Tell how many lines in these records contain the string "ylabel", with only the number as the reply.

- - - - - - -

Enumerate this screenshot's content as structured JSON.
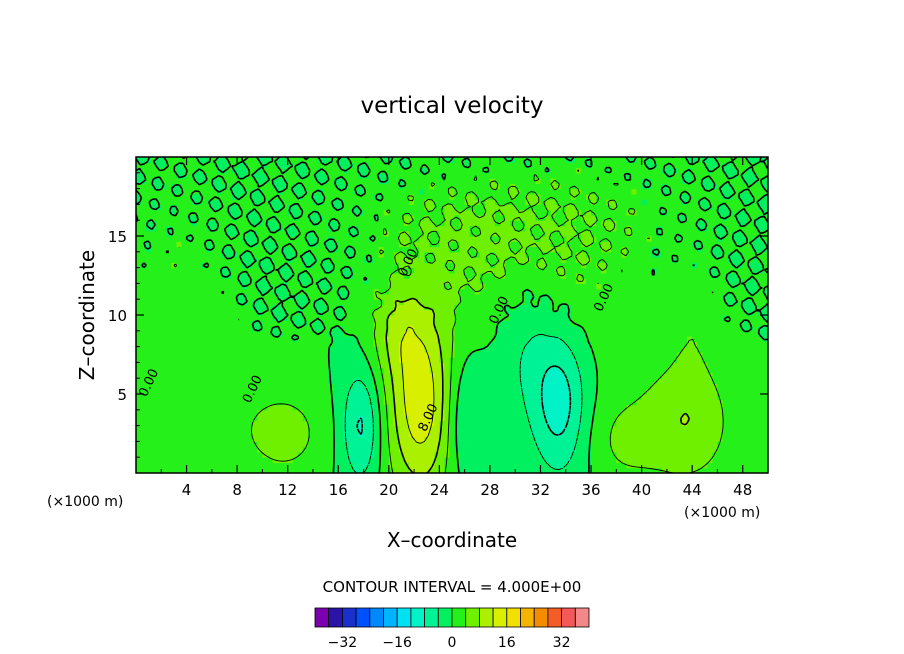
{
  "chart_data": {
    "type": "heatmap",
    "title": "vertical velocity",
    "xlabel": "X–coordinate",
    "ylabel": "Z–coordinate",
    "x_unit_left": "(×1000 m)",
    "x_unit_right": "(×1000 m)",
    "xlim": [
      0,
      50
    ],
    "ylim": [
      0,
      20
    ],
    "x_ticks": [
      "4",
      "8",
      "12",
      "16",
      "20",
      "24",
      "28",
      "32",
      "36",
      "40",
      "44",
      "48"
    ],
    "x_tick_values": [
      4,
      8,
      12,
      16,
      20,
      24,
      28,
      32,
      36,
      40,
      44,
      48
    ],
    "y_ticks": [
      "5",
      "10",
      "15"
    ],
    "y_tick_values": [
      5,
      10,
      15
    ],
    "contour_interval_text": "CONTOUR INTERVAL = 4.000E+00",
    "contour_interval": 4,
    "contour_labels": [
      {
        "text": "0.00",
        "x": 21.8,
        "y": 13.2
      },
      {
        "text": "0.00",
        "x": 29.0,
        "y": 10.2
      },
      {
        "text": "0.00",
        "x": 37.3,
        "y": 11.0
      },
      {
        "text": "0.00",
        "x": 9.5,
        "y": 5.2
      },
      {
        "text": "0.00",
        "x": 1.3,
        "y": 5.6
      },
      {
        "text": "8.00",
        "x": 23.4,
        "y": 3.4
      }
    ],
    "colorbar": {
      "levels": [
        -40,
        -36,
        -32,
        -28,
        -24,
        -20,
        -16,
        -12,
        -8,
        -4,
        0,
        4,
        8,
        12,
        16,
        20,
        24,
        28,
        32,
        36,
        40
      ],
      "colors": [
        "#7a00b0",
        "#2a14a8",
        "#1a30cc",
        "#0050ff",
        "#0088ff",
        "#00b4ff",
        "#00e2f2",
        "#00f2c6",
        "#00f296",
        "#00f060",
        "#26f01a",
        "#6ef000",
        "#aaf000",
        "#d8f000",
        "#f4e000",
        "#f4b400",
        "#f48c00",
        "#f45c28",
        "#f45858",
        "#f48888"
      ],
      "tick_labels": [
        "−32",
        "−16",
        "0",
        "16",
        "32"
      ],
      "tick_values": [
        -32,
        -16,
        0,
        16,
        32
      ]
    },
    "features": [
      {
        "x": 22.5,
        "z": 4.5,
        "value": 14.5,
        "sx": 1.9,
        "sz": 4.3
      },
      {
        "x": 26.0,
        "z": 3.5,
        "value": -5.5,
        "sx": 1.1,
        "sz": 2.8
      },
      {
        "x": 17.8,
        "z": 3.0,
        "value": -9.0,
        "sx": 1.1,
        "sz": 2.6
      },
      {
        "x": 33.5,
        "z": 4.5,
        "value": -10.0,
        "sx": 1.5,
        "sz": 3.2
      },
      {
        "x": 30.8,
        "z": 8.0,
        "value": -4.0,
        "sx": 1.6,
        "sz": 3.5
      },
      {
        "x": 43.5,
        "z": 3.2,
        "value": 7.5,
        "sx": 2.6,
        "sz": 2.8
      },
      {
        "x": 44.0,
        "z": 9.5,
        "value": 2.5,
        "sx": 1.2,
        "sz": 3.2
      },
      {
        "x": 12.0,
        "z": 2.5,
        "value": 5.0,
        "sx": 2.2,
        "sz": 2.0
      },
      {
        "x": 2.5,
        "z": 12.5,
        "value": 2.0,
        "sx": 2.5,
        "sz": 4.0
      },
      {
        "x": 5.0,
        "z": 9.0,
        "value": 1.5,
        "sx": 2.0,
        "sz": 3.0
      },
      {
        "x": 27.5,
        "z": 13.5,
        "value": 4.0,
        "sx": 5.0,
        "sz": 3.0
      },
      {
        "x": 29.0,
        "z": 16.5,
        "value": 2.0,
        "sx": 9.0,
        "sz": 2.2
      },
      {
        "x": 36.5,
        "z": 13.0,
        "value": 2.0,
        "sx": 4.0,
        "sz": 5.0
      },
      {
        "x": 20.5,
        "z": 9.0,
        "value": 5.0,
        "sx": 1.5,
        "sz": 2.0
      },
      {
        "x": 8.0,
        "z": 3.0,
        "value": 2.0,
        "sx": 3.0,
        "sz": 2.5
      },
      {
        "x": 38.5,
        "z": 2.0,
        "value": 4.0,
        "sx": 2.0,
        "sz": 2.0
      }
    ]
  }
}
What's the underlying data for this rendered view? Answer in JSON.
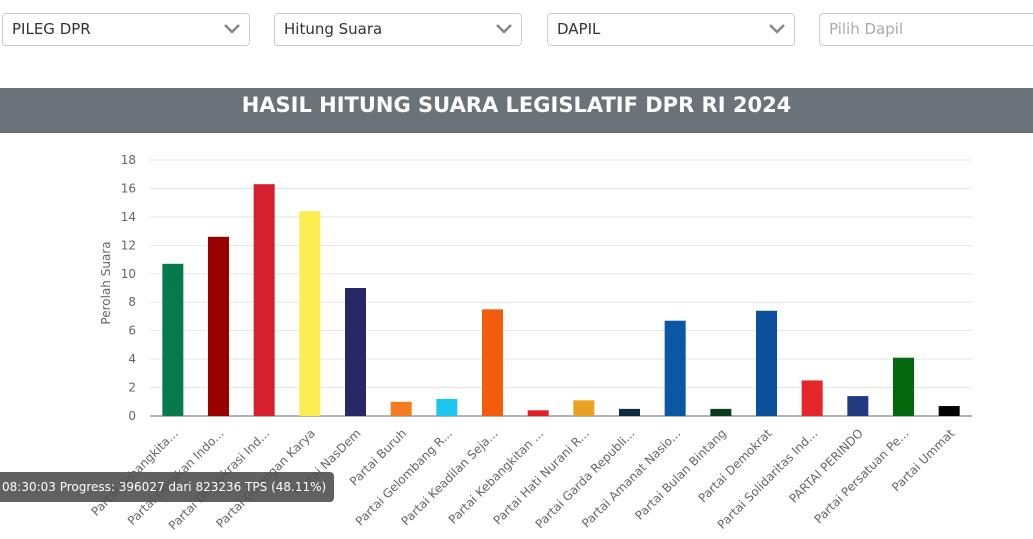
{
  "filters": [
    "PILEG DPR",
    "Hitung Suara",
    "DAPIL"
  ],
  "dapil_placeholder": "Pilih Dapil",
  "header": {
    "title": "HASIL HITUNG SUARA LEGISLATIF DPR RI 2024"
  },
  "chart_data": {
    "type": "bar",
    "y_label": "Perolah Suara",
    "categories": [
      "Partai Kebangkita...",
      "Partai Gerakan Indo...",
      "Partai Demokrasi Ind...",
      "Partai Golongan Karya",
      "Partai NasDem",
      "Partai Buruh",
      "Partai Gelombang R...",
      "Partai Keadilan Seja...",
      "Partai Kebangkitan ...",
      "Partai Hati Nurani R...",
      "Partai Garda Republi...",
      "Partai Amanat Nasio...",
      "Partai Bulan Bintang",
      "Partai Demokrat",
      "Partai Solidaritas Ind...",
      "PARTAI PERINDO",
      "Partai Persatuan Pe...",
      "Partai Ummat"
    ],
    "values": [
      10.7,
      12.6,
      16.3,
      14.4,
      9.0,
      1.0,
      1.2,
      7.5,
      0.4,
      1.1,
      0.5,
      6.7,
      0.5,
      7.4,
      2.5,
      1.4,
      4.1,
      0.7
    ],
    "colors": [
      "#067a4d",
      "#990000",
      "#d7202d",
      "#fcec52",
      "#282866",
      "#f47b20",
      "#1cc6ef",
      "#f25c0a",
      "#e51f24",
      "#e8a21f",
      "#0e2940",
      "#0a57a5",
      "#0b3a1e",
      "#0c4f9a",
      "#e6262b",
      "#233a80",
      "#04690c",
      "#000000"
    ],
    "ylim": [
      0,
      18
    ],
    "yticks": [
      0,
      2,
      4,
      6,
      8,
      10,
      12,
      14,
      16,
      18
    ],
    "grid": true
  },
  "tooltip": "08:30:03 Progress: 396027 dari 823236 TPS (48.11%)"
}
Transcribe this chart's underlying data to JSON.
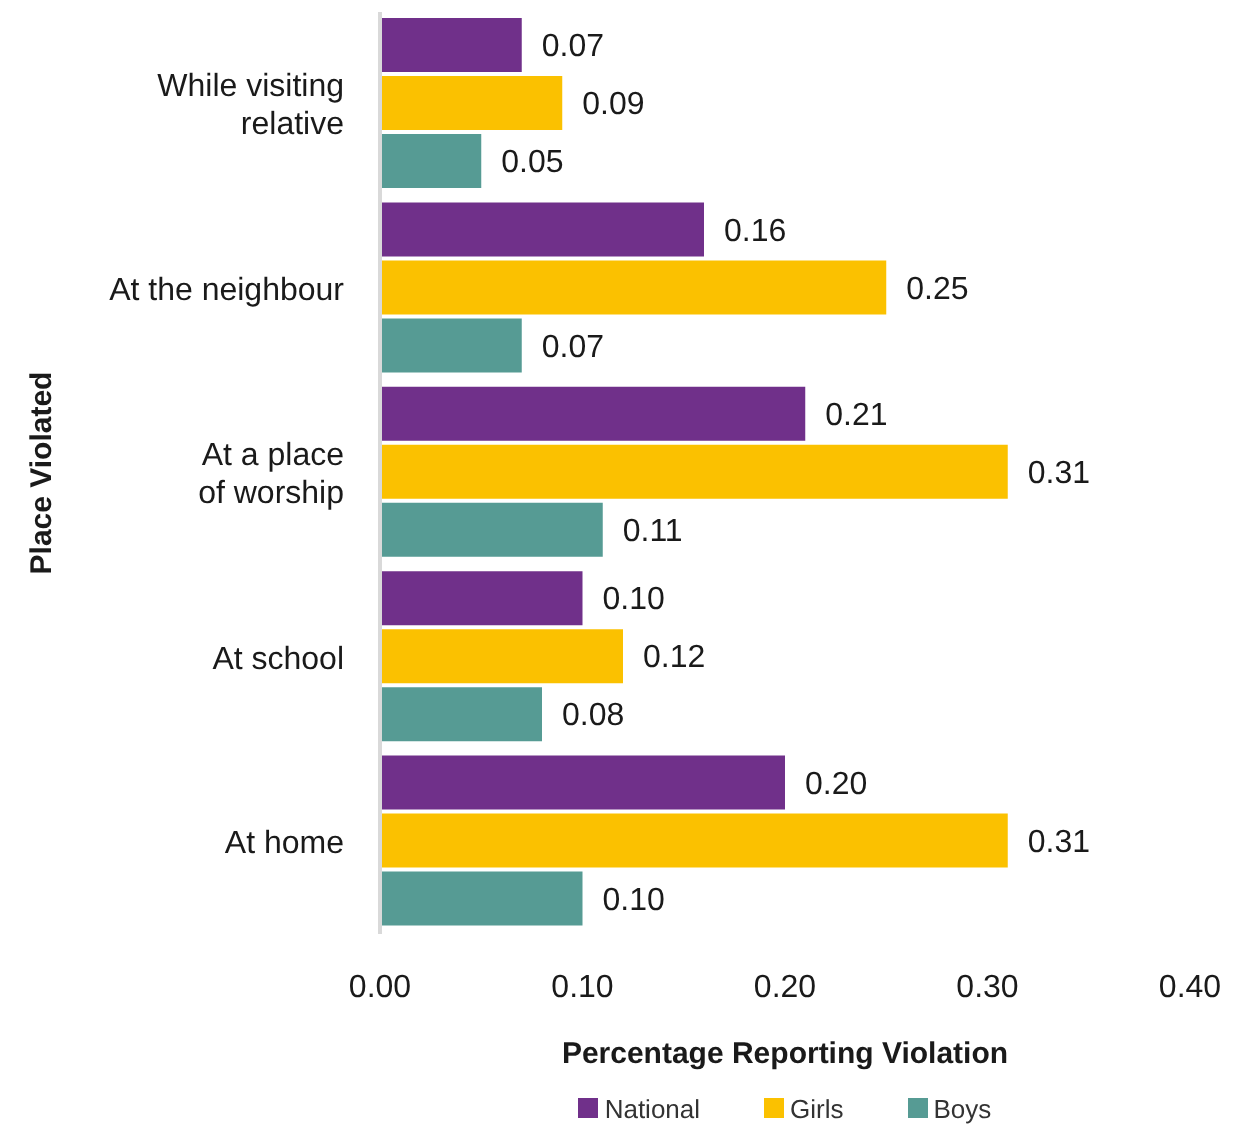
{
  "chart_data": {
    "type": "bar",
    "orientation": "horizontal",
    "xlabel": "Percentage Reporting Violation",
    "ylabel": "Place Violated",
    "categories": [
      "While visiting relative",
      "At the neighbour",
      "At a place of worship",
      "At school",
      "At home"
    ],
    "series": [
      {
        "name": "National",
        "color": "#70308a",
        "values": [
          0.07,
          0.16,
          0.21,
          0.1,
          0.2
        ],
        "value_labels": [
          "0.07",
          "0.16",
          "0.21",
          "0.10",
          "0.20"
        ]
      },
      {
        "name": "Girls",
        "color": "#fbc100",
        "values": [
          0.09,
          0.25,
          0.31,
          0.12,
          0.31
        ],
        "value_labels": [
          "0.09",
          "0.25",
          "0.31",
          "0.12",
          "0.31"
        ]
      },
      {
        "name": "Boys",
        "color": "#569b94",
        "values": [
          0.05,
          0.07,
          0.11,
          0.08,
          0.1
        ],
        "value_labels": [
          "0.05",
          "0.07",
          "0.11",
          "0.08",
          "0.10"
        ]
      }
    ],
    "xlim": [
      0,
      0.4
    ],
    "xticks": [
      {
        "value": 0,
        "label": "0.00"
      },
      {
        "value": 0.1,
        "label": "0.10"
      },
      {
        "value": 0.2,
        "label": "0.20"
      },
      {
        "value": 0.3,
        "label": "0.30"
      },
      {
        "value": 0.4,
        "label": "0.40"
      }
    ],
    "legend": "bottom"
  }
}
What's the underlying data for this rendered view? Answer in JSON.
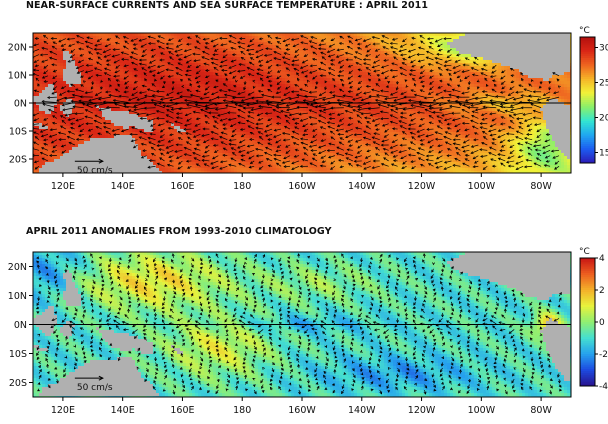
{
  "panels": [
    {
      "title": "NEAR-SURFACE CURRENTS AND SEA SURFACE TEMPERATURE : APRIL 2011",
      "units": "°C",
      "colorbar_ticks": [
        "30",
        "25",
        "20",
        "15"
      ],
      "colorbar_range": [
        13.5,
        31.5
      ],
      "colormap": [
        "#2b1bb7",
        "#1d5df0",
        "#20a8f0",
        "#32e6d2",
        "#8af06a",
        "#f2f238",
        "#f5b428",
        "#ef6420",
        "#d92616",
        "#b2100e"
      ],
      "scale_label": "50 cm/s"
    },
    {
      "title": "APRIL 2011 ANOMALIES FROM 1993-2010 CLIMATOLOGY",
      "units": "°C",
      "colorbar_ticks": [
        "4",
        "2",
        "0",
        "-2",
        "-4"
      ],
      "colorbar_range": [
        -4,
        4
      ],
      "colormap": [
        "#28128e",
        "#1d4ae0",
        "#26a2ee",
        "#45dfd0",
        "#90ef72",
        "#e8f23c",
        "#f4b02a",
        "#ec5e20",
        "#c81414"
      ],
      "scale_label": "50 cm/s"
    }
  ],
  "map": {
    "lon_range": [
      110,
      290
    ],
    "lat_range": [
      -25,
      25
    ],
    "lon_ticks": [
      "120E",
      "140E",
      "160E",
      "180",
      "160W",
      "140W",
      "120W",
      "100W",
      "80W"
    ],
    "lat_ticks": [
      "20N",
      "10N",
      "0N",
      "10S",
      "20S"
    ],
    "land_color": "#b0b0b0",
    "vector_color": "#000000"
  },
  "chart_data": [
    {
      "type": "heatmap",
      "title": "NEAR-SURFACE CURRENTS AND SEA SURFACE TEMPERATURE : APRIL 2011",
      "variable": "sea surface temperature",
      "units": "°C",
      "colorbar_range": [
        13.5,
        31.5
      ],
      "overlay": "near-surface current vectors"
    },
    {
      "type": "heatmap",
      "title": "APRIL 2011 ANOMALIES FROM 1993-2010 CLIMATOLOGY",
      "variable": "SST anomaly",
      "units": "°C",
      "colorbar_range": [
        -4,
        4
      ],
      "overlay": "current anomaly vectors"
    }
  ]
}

- - - - - - -

• **ANSWER TO THIS TASK**
2